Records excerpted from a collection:
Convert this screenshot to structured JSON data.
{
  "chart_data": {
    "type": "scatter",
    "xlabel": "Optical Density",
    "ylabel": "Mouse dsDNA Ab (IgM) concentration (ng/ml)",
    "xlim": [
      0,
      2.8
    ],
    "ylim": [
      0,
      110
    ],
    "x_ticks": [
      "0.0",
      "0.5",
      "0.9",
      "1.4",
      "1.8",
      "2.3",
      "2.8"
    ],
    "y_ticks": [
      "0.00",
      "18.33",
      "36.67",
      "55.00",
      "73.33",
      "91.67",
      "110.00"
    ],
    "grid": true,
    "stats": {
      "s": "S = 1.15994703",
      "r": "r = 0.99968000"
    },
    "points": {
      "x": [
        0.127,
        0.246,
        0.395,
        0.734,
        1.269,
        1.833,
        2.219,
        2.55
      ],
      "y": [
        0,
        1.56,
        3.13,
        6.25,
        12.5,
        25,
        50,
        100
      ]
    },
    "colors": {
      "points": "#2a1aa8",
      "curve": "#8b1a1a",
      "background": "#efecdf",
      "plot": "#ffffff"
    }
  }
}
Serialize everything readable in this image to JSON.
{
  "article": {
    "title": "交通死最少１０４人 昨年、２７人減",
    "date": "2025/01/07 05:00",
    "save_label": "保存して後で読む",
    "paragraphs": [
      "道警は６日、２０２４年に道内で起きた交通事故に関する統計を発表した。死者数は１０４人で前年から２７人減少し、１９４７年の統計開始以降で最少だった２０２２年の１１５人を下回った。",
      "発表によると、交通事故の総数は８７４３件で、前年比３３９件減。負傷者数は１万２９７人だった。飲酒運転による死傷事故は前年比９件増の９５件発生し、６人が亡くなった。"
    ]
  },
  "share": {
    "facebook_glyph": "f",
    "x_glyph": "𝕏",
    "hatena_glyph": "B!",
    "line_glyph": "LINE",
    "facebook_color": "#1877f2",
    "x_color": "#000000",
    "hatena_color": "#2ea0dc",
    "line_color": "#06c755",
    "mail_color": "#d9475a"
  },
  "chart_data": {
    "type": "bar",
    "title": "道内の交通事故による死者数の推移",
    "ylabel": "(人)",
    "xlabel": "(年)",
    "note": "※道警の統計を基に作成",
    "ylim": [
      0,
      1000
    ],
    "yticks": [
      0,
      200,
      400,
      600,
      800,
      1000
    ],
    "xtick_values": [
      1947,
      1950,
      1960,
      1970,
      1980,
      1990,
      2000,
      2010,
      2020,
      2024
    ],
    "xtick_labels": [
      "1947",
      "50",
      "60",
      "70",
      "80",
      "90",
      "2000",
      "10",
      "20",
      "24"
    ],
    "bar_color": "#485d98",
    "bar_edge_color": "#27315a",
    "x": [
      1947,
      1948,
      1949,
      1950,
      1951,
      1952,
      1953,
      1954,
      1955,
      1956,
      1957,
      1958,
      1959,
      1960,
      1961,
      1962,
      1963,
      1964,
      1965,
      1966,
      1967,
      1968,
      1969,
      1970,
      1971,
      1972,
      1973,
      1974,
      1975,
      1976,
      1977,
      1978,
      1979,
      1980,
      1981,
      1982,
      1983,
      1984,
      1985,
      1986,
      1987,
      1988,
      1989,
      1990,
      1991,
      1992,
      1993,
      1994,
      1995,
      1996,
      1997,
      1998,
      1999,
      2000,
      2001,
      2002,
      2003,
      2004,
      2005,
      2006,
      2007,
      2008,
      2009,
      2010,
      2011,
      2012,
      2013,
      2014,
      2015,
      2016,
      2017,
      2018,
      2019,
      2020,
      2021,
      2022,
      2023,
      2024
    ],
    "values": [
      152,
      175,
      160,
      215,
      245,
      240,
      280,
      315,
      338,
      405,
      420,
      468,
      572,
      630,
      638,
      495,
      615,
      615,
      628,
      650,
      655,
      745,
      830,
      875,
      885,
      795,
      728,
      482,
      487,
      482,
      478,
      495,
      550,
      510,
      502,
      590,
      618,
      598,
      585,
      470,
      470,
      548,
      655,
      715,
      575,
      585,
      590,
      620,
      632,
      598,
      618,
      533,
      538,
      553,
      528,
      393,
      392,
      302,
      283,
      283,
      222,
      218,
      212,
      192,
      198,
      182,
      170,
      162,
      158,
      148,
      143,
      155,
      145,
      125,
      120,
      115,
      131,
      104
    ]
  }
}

WHAT YOU NEED TO DO:
Return only the count of lines in the records that hold the word "title".

RESULT FOR THIS EXERCISE:
2